**PROVIDED RECORDS:**
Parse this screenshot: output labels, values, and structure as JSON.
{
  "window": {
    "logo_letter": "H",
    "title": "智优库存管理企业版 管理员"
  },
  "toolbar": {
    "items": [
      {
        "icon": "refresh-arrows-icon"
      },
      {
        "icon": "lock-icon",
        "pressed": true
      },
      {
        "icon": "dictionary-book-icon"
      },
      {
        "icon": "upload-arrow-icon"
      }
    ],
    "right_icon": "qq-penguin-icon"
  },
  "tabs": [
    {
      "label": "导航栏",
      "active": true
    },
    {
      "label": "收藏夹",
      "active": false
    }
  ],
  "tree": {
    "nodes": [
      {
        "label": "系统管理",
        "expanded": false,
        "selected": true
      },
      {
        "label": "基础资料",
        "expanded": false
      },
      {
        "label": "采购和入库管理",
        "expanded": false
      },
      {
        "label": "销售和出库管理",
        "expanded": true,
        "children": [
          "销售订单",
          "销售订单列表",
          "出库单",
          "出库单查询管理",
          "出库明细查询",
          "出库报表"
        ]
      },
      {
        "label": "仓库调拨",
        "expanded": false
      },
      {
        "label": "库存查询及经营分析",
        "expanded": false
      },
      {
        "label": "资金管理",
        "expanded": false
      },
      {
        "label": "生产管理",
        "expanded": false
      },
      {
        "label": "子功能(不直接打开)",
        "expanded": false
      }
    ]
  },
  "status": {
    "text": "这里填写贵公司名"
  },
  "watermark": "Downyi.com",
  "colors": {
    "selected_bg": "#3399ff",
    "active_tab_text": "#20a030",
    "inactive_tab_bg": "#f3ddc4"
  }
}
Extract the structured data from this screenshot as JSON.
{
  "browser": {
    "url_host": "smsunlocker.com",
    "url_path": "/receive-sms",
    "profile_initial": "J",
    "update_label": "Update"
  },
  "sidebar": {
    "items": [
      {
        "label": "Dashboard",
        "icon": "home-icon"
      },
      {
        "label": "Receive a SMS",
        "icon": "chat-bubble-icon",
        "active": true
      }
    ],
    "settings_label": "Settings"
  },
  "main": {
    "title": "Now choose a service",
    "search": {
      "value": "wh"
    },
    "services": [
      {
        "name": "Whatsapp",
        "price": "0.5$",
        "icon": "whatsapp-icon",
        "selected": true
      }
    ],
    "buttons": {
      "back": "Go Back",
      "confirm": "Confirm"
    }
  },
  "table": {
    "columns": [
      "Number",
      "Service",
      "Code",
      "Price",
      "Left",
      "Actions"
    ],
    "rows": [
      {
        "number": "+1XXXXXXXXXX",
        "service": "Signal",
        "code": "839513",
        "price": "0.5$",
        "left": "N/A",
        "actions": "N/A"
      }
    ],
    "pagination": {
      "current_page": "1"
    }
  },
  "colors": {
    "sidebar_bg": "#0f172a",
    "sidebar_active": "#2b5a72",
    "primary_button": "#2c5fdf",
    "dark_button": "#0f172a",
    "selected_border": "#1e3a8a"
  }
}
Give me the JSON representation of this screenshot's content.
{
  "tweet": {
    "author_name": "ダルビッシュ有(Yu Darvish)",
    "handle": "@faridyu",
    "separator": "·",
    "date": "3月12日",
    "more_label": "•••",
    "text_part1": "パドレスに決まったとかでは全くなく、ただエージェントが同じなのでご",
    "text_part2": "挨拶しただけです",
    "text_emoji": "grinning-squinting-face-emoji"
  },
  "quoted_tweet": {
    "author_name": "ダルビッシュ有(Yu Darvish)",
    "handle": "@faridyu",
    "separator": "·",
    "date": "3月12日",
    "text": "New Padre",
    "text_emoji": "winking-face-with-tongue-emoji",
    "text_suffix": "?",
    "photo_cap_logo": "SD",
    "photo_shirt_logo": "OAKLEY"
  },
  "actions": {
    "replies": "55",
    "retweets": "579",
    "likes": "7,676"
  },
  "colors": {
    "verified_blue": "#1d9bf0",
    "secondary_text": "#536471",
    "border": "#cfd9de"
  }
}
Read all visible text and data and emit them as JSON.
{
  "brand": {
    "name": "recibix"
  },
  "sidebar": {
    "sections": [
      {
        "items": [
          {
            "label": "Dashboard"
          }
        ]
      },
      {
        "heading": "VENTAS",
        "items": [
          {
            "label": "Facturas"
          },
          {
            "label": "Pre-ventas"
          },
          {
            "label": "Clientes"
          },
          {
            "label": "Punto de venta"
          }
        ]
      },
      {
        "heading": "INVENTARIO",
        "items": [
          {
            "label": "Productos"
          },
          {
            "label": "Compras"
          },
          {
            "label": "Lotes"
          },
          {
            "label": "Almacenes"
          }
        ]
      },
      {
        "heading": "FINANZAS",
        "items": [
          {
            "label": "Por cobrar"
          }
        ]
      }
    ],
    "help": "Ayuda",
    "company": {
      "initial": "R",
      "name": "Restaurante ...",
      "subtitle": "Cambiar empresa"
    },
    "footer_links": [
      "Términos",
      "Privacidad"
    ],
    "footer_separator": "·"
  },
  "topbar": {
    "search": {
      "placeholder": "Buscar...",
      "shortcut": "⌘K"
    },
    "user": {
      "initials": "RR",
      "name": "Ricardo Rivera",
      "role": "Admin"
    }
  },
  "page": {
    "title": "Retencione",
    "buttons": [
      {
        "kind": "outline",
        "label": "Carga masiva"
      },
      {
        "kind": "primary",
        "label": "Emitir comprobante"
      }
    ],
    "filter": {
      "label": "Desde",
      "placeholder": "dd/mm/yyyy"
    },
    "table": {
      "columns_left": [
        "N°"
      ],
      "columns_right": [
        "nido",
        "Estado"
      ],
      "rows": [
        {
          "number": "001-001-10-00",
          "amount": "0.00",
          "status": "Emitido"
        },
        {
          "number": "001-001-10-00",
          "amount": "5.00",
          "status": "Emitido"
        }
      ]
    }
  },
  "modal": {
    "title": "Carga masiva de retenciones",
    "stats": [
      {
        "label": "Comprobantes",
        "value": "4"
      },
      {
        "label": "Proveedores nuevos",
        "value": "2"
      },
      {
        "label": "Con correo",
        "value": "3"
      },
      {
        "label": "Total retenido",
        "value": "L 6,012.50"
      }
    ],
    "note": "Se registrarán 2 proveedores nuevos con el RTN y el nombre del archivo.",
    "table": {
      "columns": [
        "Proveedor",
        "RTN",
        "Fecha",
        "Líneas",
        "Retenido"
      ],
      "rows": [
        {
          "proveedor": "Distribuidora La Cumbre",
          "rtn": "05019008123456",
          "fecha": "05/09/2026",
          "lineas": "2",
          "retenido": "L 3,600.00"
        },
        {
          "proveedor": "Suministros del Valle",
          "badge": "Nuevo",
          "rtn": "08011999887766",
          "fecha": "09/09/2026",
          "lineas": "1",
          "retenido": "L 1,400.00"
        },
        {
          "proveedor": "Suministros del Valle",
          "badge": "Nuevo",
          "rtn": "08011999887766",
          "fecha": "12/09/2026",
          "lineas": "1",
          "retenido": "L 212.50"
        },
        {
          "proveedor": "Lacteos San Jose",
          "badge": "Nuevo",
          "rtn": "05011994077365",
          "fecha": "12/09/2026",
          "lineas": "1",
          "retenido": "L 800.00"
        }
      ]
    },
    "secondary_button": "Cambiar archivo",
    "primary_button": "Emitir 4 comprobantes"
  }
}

**SHORT TASK:** Reproduce the records in full, exactly as written.

**CORRECT RESPONSE:**
Parse this screenshot: output labels, values, and structure as JSON.
{
  "window": {
    "logo_letter": "H",
    "title": "智优库存管理企业版 管理员"
  },
  "toolbar": {
    "items": [
      {
        "icon": "refresh-arrows-icon"
      },
      {
        "icon": "lock-icon",
        "pressed": true
      },
      {
        "icon": "dictionary-book-icon"
      },
      {
        "icon": "upload-arrow-icon"
      }
    ],
    "right_icon": "qq-penguin-icon"
  },
  "tabs": [
    {
      "label": "导航栏",
      "active": true
    },
    {
      "label": "收藏夹",
      "active": false
    }
  ],
  "tree": {
    "nodes": [
      {
        "label": "系统管理",
        "expanded": false,
        "selected": true
      },
      {
        "label": "基础资料",
        "expanded": false
      },
      {
        "label": "采购和入库管理",
        "expanded": false
      },
      {
        "label": "销售和出库管理",
        "expanded": true,
        "children": [
          "销售订单",
          "销售订单列表",
          "出库单",
          "出库单查询管理",
          "出库明细查询",
          "出库报表"
        ]
      },
      {
        "label": "仓库调拨",
        "expanded": false
      },
      {
        "label": "库存查询及经营分析",
        "expanded": false
      },
      {
        "label": "资金管理",
        "expanded": false
      },
      {
        "label": "生产管理",
        "expanded": false
      },
      {
        "label": "子功能(不直接打开)",
        "expanded": false
      }
    ]
  },
  "status": {
    "text": "这里填写贵公司名"
  },
  "watermark": "Downyi.com",
  "colors": {
    "selected_bg": "#3399ff",
    "active_tab_text": "#20a030",
    "inactive_tab_bg": "#f3ddc4"
  }
}
Extract the structured data from this screenshot as JSON.
{
  "browser": {
    "url_host": "smsunlocker.com",
    "url_path": "/receive-sms",
    "profile_initial": "J",
    "update_label": "Update"
  },
  "sidebar": {
    "items": [
      {
        "label": "Dashboard",
        "icon": "home-icon"
      },
      {
        "label": "Receive a SMS",
        "icon": "chat-bubble-icon",
        "active": true
      }
    ],
    "settings_label": "Settings"
  },
  "main": {
    "title": "Now choose a service",
    "search": {
      "value": "wh"
    },
    "services": [
      {
        "name": "Whatsapp",
        "price": "0.5$",
        "icon": "whatsapp-icon",
        "selected": true
      }
    ],
    "buttons": {
      "back": "Go Back",
      "confirm": "Confirm"
    }
  },
  "table": {
    "columns": [
      "Number",
      "Service",
      "Code",
      "Price",
      "Left",
      "Actions"
    ],
    "rows": [
      {
        "number": "+1XXXXXXXXXX",
        "service": "Signal",
        "code": "839513",
        "price": "0.5$",
        "left": "N/A",
        "actions": "N/A"
      }
    ],
    "pagination": {
      "current_page": "1"
    }
  },
  "colors": {
    "sidebar_bg": "#0f172a",
    "sidebar_active": "#2b5a72",
    "primary_button": "#2c5fdf",
    "dark_button": "#0f172a",
    "selected_border": "#1e3a8a"
  }
}
Give me the JSON representation of this screenshot's content.
{
  "tweet": {
    "author_name": "ダルビッシュ有(Yu Darvish)",
    "handle": "@faridyu",
    "separator": "·",
    "date": "3月12日",
    "more_label": "•••",
    "text_part1": "パドレスに決まったとかでは全くなく、ただエージェントが同じなのでご",
    "text_part2": "挨拶しただけです",
    "text_emoji": "grinning-squinting-face-emoji"
  },
  "quoted_tweet": {
    "author_name": "ダルビッシュ有(Yu Darvish)",
    "handle": "@faridyu",
    "separator": "·",
    "date": "3月12日",
    "text": "New Padre",
    "text_emoji": "winking-face-with-tongue-emoji",
    "text_suffix": "?",
    "photo_cap_logo": "SD",
    "photo_shirt_logo": "OAKLEY"
  },
  "actions": {
    "replies": "55",
    "retweets": "579",
    "likes": "7,676"
  },
  "colors": {
    "verified_blue": "#1d9bf0",
    "secondary_text": "#536471",
    "border": "#cfd9de"
  }
}
Read all visible text and data and emit them as JSON.
{
  "brand": {
    "name": "recibix"
  },
  "sidebar": {
    "sections": [
      {
        "items": [
          {
            "label": "Dashboard"
          }
        ]
      },
      {
        "heading": "VENTAS",
        "items": [
          {
            "label": "Facturas"
          },
          {
            "label": "Pre-ventas"
          },
          {
            "label": "Clientes"
          },
          {
            "label": "Punto de venta"
          }
        ]
      },
      {
        "heading": "INVENTARIO",
        "items": [
          {
            "label": "Productos"
          },
          {
            "label": "Compras"
          },
          {
            "label": "Lotes"
          },
          {
            "label": "Almacenes"
          }
        ]
      },
      {
        "heading": "FINANZAS",
        "items": [
          {
            "label": "Por cobrar"
          }
        ]
      }
    ],
    "help": "Ayuda",
    "company": {
      "initial": "R",
      "name": "Restaurante ...",
      "subtitle": "Cambiar empresa"
    },
    "footer_links": [
      "Términos",
      "Privacidad"
    ],
    "footer_separator": "·"
  },
  "topbar": {
    "search": {
      "placeholder": "Buscar...",
      "shortcut": "⌘K"
    },
    "user": {
      "initials": "RR",
      "name": "Ricardo Rivera",
      "role": "Admin"
    }
  },
  "page": {
    "title": "Retencione",
    "buttons": [
      {
        "kind": "outline",
        "label": "Carga masiva"
      },
      {
        "kind": "primary",
        "label": "Emitir comprobante"
      }
    ],
    "filter": {
      "label": "Desde",
      "placeholder": "dd/mm/yyyy"
    },
    "table": {
      "columns_left": [
        "N°"
      ],
      "columns_right": [
        "nido",
        "Estado"
      ],
      "rows": [
        {
          "number": "001-001-10-00",
          "amount": "0.00",
          "status": "Emitido"
        },
        {
          "number": "001-001-10-00",
          "amount": "5.00",
          "status": "Emitido"
        }
      ]
    }
  },
  "modal": {
    "title": "Carga masiva de retenciones",
    "stats": [
      {
        "label": "Comprobantes",
        "value": "4"
      },
      {
        "label": "Proveedores nuevos",
        "value": "2"
      },
      {
        "label": "Con correo",
        "value": "3"
      },
      {
        "label": "Total retenido",
        "value": "L 6,012.50"
      }
    ],
    "note": "Se registrarán 2 proveedores nuevos con el RTN y el nombre del archivo.",
    "table": {
      "columns": [
        "Proveedor",
        "RTN",
        "Fecha",
        "Líneas",
        "Retenido"
      ],
      "rows": [
        {
          "proveedor": "Distribuidora La Cumbre",
          "rtn": "05019008123456",
          "fecha": "05/09/2026",
          "lineas": "2",
          "retenido": "L 3,600.00"
        },
        {
          "proveedor": "Suministros del Valle",
          "badge": "Nuevo",
          "rtn": "08011999887766",
          "fecha": "09/09/2026",
          "lineas": "1",
          "retenido": "L 1,400.00"
        },
        {
          "proveedor": "Suministros del Valle",
          "badge": "Nuevo",
          "rtn": "08011999887766",
          "fecha": "12/09/2026",
          "lineas": "1",
          "retenido": "L 212.50"
        },
        {
          "proveedor": "Lacteos San Jose",
          "badge": "Nuevo",
          "rtn": "05011994077365",
          "fecha": "12/09/2026",
          "lineas": "1",
          "retenido": "L 800.00"
        }
      ]
    },
    "secondary_button": "Cambiar archivo",
    "primary_button": "Emitir 4 comprobantes"
  }
}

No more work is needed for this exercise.